Find the lines below that contain the string "haired". Copy each one.

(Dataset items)
::::::::::

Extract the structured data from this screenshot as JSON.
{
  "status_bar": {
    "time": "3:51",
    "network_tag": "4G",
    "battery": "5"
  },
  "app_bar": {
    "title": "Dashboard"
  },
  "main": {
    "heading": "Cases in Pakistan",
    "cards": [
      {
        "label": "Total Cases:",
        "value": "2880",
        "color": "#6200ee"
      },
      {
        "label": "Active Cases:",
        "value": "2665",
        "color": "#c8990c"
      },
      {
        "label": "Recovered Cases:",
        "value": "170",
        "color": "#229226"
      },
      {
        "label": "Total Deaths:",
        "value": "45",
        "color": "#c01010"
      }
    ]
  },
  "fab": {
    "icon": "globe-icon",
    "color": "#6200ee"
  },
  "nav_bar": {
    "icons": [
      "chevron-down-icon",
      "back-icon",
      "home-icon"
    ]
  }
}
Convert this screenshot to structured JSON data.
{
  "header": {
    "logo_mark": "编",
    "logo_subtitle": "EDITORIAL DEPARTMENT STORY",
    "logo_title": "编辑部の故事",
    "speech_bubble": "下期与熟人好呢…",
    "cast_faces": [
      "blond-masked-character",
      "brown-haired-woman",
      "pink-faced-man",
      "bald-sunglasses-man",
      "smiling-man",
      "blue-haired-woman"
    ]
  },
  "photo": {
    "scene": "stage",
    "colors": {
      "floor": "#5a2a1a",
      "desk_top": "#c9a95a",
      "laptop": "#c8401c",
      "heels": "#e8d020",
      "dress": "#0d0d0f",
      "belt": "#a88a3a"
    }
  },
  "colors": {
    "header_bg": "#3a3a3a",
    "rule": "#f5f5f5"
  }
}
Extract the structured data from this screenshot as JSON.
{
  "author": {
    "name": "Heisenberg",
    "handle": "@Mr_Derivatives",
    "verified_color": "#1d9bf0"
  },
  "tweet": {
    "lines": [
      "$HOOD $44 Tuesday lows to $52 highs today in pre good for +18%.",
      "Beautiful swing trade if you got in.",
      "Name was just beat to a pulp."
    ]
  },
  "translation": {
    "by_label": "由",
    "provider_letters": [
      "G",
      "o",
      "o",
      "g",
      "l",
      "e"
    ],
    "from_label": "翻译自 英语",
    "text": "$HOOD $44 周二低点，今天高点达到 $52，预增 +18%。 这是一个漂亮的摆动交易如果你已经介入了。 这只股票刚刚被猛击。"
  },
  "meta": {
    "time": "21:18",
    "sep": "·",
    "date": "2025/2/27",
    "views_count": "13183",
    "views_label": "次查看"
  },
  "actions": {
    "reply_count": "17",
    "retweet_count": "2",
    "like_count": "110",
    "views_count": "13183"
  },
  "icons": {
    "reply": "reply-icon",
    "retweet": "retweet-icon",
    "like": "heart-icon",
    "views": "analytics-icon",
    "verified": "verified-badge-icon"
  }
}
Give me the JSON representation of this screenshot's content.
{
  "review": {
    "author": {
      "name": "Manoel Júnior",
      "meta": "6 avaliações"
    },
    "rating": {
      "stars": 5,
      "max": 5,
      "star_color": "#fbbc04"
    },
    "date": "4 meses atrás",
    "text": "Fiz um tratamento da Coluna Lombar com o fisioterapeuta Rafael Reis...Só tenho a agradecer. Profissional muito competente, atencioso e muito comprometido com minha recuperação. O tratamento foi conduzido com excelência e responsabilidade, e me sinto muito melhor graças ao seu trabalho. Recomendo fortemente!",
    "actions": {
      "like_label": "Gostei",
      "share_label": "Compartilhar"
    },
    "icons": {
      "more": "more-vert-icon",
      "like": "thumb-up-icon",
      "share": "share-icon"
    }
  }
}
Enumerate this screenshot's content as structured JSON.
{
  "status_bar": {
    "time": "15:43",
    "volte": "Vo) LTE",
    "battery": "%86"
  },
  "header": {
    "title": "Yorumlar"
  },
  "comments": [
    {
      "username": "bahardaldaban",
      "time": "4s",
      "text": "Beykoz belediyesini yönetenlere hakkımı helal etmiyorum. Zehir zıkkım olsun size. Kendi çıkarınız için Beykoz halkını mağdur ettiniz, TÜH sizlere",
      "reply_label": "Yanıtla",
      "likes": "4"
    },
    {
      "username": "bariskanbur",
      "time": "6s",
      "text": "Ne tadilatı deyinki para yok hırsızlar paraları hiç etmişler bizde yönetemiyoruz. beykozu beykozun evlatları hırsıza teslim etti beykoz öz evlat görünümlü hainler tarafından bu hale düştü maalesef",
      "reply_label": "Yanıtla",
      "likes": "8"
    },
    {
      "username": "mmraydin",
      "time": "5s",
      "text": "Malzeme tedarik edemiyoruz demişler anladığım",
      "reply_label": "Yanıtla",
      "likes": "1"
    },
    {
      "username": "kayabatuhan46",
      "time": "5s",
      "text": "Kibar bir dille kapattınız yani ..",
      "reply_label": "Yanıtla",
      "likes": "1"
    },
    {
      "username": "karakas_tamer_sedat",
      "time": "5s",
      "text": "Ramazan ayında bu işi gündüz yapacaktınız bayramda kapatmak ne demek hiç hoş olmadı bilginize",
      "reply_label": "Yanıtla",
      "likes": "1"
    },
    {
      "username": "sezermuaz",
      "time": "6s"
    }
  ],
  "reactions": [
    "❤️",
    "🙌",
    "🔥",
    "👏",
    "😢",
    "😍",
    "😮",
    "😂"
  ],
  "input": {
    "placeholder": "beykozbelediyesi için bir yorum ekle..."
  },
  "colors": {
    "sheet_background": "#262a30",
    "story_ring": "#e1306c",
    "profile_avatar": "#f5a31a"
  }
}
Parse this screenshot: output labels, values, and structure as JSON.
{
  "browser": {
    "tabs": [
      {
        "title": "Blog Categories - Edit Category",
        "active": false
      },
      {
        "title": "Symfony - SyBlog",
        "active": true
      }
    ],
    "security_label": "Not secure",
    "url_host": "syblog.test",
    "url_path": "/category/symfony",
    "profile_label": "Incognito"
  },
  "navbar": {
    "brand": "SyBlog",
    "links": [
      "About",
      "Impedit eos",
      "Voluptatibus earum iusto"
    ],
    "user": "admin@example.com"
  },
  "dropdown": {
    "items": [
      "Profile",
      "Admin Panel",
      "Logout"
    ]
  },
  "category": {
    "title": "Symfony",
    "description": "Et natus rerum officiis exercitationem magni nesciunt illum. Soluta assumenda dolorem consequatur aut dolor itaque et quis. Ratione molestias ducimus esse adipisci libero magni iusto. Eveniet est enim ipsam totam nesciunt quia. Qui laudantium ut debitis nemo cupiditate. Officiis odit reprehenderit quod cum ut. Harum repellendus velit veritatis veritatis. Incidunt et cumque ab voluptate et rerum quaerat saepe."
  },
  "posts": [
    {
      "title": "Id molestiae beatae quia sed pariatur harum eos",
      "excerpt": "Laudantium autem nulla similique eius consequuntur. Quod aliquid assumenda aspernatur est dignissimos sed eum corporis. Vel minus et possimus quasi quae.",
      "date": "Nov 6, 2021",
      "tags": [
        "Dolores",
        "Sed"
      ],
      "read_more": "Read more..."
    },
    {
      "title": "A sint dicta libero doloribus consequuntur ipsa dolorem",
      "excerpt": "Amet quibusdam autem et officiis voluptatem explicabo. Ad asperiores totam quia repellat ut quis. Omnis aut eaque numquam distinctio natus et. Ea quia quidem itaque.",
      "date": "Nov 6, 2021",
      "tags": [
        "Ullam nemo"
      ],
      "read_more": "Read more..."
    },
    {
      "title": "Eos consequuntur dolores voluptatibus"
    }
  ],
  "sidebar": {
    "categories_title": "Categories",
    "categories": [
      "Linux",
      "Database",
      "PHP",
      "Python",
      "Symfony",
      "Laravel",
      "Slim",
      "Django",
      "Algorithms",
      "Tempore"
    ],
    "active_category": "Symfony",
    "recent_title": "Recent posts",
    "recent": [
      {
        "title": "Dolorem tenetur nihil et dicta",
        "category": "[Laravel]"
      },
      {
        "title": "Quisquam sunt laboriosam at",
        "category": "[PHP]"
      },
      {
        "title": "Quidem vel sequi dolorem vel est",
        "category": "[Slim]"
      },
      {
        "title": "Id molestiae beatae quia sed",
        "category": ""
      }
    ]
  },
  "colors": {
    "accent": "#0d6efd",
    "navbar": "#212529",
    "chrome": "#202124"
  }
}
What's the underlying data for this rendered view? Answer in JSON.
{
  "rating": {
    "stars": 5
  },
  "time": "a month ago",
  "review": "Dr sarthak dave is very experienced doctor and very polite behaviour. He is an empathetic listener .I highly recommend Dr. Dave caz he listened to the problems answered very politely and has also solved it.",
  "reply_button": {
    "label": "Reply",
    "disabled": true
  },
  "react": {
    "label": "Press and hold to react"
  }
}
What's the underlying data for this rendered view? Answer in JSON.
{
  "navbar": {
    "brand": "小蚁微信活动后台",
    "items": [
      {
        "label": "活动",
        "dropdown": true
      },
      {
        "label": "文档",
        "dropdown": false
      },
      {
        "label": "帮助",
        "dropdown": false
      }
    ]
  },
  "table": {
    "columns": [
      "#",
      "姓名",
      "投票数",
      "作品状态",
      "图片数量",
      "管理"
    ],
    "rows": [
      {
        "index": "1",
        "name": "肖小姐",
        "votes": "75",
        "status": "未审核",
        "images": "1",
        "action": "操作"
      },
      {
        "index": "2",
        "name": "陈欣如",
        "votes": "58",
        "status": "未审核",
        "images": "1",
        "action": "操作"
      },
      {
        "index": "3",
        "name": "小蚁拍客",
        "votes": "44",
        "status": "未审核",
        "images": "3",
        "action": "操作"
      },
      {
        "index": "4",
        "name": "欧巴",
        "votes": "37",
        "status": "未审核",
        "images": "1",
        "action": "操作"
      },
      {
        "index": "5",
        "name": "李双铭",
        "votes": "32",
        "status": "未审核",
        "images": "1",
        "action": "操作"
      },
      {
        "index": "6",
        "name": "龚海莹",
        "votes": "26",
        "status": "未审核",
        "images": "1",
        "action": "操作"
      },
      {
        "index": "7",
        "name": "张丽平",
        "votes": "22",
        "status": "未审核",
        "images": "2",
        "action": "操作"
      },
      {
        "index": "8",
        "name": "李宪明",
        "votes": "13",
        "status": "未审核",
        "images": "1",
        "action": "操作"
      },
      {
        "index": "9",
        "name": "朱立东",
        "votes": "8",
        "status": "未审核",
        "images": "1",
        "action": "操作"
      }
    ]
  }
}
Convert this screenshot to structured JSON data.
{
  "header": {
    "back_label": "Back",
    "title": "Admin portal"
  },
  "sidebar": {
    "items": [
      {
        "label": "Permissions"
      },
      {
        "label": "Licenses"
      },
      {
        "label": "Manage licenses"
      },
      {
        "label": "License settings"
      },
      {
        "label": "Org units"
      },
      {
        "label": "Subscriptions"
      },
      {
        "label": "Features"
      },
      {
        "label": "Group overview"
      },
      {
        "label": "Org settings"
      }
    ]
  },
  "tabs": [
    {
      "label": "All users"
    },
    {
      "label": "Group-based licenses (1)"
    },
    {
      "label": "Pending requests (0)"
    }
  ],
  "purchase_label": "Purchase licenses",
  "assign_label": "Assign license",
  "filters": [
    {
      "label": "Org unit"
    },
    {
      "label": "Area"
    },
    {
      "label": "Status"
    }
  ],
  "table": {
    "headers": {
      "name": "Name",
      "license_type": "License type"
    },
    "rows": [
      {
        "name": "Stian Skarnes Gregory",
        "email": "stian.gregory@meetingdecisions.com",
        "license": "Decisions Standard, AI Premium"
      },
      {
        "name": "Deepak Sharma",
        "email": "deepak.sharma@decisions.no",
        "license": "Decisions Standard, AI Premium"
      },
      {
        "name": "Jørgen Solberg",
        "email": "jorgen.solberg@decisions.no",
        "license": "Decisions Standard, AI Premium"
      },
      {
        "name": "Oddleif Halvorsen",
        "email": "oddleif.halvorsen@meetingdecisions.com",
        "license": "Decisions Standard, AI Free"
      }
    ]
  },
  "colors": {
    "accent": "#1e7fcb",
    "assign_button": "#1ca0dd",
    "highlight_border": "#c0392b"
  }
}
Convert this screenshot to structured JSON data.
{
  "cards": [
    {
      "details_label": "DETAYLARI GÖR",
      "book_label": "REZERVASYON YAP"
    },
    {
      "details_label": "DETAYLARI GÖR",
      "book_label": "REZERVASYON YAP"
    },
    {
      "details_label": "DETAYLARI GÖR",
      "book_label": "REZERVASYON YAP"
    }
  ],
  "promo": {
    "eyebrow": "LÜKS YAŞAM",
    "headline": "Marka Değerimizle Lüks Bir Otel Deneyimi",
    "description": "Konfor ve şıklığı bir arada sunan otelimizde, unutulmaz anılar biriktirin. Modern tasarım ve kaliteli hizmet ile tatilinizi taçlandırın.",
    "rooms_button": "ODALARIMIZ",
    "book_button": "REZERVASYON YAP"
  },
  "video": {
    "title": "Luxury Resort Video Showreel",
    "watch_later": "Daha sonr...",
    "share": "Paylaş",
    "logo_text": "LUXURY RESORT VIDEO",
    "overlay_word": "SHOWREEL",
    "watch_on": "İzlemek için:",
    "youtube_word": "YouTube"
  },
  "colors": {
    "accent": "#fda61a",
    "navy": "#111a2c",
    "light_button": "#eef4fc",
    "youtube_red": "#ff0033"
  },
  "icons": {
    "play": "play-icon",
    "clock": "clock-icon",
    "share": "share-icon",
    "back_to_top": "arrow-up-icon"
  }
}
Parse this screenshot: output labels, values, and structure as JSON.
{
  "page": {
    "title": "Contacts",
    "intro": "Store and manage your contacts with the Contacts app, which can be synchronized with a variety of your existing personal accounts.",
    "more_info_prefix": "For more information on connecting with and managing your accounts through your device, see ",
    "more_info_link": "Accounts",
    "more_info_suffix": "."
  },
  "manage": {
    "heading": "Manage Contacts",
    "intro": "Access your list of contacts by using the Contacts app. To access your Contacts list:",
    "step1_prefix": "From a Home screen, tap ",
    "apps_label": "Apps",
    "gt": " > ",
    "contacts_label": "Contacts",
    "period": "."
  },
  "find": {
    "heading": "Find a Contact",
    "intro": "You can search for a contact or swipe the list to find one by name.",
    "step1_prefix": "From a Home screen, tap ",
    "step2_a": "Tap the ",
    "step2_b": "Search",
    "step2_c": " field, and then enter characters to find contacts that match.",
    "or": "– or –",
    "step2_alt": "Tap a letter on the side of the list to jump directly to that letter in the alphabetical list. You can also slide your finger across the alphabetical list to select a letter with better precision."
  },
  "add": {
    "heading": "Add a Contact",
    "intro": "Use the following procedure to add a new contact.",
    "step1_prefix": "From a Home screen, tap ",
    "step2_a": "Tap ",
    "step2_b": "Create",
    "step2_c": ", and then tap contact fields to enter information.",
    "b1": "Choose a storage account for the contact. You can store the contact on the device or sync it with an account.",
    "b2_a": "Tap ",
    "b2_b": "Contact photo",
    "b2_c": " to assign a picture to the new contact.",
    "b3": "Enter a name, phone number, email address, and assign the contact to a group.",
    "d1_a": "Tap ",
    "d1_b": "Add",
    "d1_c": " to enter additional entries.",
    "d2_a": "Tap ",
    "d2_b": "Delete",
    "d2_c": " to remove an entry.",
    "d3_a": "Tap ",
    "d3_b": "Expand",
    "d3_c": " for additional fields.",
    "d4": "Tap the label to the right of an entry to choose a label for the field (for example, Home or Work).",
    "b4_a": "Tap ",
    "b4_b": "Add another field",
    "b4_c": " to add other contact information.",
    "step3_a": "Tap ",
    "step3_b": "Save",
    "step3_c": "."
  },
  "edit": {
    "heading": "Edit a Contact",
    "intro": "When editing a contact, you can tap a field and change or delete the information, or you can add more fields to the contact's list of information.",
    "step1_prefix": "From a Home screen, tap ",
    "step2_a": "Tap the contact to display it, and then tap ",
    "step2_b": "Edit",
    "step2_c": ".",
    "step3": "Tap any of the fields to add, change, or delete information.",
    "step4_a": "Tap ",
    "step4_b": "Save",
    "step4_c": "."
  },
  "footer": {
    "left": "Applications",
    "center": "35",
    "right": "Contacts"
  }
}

::::::::::

» Correct output
      "brown-haired-woman",
      "blue-haired-woman"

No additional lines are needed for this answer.